What the task asks: Will you transcribe the entries that follow, exactly and in full?

Available data:
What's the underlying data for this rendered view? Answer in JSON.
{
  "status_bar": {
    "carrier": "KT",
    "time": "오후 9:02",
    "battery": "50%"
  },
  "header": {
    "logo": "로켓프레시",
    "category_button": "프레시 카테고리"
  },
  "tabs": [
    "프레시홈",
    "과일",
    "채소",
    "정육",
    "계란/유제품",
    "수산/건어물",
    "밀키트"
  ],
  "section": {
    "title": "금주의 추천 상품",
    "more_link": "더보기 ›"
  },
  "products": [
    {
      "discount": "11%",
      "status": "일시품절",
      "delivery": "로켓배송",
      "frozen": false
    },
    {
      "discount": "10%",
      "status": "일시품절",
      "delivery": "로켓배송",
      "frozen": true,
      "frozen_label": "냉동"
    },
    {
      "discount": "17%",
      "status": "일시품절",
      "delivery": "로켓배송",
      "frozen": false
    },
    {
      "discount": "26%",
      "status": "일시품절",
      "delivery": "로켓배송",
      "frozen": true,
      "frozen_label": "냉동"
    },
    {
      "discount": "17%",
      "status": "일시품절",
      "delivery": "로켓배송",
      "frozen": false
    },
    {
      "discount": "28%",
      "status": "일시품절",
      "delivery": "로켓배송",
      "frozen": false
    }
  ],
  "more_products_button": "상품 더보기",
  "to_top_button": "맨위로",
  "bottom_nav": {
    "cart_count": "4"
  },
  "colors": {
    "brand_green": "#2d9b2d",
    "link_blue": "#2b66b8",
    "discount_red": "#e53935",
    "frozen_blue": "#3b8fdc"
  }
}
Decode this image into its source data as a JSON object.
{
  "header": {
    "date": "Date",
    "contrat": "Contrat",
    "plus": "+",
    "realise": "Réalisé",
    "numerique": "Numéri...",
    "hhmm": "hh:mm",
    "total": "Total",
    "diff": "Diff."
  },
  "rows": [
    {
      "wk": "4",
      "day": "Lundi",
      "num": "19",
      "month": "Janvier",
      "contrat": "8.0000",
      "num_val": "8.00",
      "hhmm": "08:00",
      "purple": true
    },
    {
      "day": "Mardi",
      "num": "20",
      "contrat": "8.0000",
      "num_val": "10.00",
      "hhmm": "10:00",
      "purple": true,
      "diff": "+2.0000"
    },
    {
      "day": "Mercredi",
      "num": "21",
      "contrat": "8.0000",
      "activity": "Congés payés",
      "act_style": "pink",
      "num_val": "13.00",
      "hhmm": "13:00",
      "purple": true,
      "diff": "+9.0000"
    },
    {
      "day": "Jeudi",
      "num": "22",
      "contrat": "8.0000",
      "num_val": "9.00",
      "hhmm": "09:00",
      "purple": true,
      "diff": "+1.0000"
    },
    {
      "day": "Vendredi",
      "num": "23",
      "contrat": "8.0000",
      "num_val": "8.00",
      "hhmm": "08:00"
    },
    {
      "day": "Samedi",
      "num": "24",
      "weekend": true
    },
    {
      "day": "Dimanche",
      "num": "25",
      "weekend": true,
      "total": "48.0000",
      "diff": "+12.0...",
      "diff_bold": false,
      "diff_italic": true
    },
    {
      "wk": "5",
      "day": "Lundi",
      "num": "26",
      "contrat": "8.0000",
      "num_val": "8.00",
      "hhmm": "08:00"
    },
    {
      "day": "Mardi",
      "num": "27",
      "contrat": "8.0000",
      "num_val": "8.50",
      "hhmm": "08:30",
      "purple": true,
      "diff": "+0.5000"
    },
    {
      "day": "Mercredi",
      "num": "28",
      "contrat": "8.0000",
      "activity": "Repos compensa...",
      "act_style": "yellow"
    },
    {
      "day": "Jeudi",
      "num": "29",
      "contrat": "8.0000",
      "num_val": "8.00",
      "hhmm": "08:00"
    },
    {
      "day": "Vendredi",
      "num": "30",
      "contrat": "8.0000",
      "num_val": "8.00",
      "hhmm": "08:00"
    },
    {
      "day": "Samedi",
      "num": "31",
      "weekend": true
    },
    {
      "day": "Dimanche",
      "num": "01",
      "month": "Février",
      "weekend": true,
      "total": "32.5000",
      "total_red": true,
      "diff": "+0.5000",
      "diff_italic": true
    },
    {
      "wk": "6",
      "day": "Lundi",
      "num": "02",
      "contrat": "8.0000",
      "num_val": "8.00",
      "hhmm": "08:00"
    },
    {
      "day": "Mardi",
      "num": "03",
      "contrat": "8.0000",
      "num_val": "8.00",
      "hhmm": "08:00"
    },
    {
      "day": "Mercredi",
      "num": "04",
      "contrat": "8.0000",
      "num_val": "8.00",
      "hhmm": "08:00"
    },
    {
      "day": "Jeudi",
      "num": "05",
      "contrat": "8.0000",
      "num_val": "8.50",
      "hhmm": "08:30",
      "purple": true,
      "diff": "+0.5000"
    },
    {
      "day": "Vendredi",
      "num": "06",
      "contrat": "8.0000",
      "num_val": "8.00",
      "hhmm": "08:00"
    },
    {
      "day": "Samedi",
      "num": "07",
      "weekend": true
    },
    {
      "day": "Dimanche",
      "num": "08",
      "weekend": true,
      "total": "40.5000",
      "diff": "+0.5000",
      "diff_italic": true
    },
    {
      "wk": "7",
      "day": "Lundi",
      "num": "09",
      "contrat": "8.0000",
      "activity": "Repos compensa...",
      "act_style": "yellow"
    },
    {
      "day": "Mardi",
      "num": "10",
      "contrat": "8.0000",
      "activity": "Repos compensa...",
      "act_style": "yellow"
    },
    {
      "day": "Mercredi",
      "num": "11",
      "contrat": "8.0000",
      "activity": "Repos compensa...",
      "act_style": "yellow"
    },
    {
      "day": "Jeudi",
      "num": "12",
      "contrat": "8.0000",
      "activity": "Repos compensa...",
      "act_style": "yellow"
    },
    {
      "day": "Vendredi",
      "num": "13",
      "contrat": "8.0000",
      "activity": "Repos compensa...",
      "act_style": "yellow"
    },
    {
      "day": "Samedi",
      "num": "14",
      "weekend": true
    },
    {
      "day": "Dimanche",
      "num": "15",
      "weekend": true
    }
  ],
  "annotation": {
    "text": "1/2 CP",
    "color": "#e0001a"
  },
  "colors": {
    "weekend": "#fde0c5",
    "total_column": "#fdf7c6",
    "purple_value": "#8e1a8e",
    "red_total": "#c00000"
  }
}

Response to the task:
What's the underlying data for this rendered view? Answer in JSON.
{
  "status_bar": {
    "carrier": "KT",
    "time": "오후 9:02",
    "battery": "50%"
  },
  "header": {
    "logo": "로켓프레시",
    "category_button": "프레시 카테고리"
  },
  "tabs": [
    "프레시홈",
    "과일",
    "채소",
    "정육",
    "계란/유제품",
    "수산/건어물",
    "밀키트"
  ],
  "section": {
    "title": "금주의 추천 상품",
    "more_link": "더보기 ›"
  },
  "products": [
    {
      "discount": "11%",
      "status": "일시품절",
      "delivery": "로켓배송",
      "frozen": false
    },
    {
      "discount": "10%",
      "status": "일시품절",
      "delivery": "로켓배송",
      "frozen": true,
      "frozen_label": "냉동"
    },
    {
      "discount": "17%",
      "status": "일시품절",
      "delivery": "로켓배송",
      "frozen": false
    },
    {
      "discount": "26%",
      "status": "일시품절",
      "delivery": "로켓배송",
      "frozen": true,
      "frozen_label": "냉동"
    },
    {
      "discount": "17%",
      "status": "일시품절",
      "delivery": "로켓배송",
      "frozen": false
    },
    {
      "discount": "28%",
      "status": "일시품절",
      "delivery": "로켓배송",
      "frozen": false
    }
  ],
  "more_products_button": "상품 더보기",
  "to_top_button": "맨위로",
  "bottom_nav": {
    "cart_count": "4"
  },
  "colors": {
    "brand_green": "#2d9b2d",
    "link_blue": "#2b66b8",
    "discount_red": "#e53935",
    "frozen_blue": "#3b8fdc"
  }
}
Decode this image into its source data as a JSON object.
{
  "header": {
    "date": "Date",
    "contrat": "Contrat",
    "plus": "+",
    "realise": "Réalisé",
    "numerique": "Numéri...",
    "hhmm": "hh:mm",
    "total": "Total",
    "diff": "Diff."
  },
  "rows": [
    {
      "wk": "4",
      "day": "Lundi",
      "num": "19",
      "month": "Janvier",
      "contrat": "8.0000",
      "num_val": "8.00",
      "hhmm": "08:00",
      "purple": true
    },
    {
      "day": "Mardi",
      "num": "20",
      "contrat": "8.0000",
      "num_val": "10.00",
      "hhmm": "10:00",
      "purple": true,
      "diff": "+2.0000"
    },
    {
      "day": "Mercredi",
      "num": "21",
      "contrat": "8.0000",
      "activity": "Congés payés",
      "act_style": "pink",
      "num_val": "13.00",
      "hhmm": "13:00",
      "purple": true,
      "diff": "+9.0000"
    },
    {
      "day": "Jeudi",
      "num": "22",
      "contrat": "8.0000",
      "num_val": "9.00",
      "hhmm": "09:00",
      "purple": true,
      "diff": "+1.0000"
    },
    {
      "day": "Vendredi",
      "num": "23",
      "contrat": "8.0000",
      "num_val": "8.00",
      "hhmm": "08:00"
    },
    {
      "day": "Samedi",
      "num": "24",
      "weekend": true
    },
    {
      "day": "Dimanche",
      "num": "25",
      "weekend": true,
      "total": "48.0000",
      "diff": "+12.0...",
      "diff_bold": false,
      "diff_italic": true
    },
    {
      "wk": "5",
      "day": "Lundi",
      "num": "26",
      "contrat": "8.0000",
      "num_val": "8.00",
      "hhmm": "08:00"
    },
    {
      "day": "Mardi",
      "num": "27",
      "contrat": "8.0000",
      "num_val": "8.50",
      "hhmm": "08:30",
      "purple": true,
      "diff": "+0.5000"
    },
    {
      "day": "Mercredi",
      "num": "28",
      "contrat": "8.0000",
      "activity": "Repos compensa...",
      "act_style": "yellow"
    },
    {
      "day": "Jeudi",
      "num": "29",
      "contrat": "8.0000",
      "num_val": "8.00",
      "hhmm": "08:00"
    },
    {
      "day": "Vendredi",
      "num": "30",
      "contrat": "8.0000",
      "num_val": "8.00",
      "hhmm": "08:00"
    },
    {
      "day": "Samedi",
      "num": "31",
      "weekend": true
    },
    {
      "day": "Dimanche",
      "num": "01",
      "month": "Février",
      "weekend": true,
      "total": "32.5000",
      "total_red": true,
      "diff": "+0.5000",
      "diff_italic": true
    },
    {
      "wk": "6",
      "day": "Lundi",
      "num": "02",
      "contrat": "8.0000",
      "num_val": "8.00",
      "hhmm": "08:00"
    },
    {
      "day": "Mardi",
      "num": "03",
      "contrat": "8.0000",
      "num_val": "8.00",
      "hhmm": "08:00"
    },
    {
      "day": "Mercredi",
      "num": "04",
      "contrat": "8.0000",
      "num_val": "8.00",
      "hhmm": "08:00"
    },
    {
      "day": "Jeudi",
      "num": "05",
      "contrat": "8.0000",
      "num_val": "8.50",
      "hhmm": "08:30",
      "purple": true,
      "diff": "+0.5000"
    },
    {
      "day": "Vendredi",
      "num": "06",
      "contrat": "8.0000",
      "num_val": "8.00",
      "hhmm": "08:00"
    },
    {
      "day": "Samedi",
      "num": "07",
      "weekend": true
    },
    {
      "day": "Dimanche",
      "num": "08",
      "weekend": true,
      "total": "40.5000",
      "diff": "+0.5000",
      "diff_italic": true
    },
    {
      "wk": "7",
      "day": "Lundi",
      "num": "09",
      "contrat": "8.0000",
      "activity": "Repos compensa...",
      "act_style": "yellow"
    },
    {
      "day": "Mardi",
      "num": "10",
      "contrat": "8.0000",
      "activity": "Repos compensa...",
      "act_style": "yellow"
    },
    {
      "day": "Mercredi",
      "num": "11",
      "contrat": "8.0000",
      "activity": "Repos compensa...",
      "act_style": "yellow"
    },
    {
      "day": "Jeudi",
      "num": "12",
      "contrat": "8.0000",
      "activity": "Repos compensa...",
      "act_style": "yellow"
    },
    {
      "day": "Vendredi",
      "num": "13",
      "contrat": "8.0000",
      "activity": "Repos compensa...",
      "act_style": "yellow"
    },
    {
      "day": "Samedi",
      "num": "14",
      "weekend": true
    },
    {
      "day": "Dimanche",
      "num": "15",
      "weekend": true
    }
  ],
  "annotation": {
    "text": "1/2 CP",
    "color": "#e0001a"
  },
  "colors": {
    "weekend": "#fde0c5",
    "total_column": "#fdf7c6",
    "purple_value": "#8e1a8e",
    "red_total": "#c00000"
  }
}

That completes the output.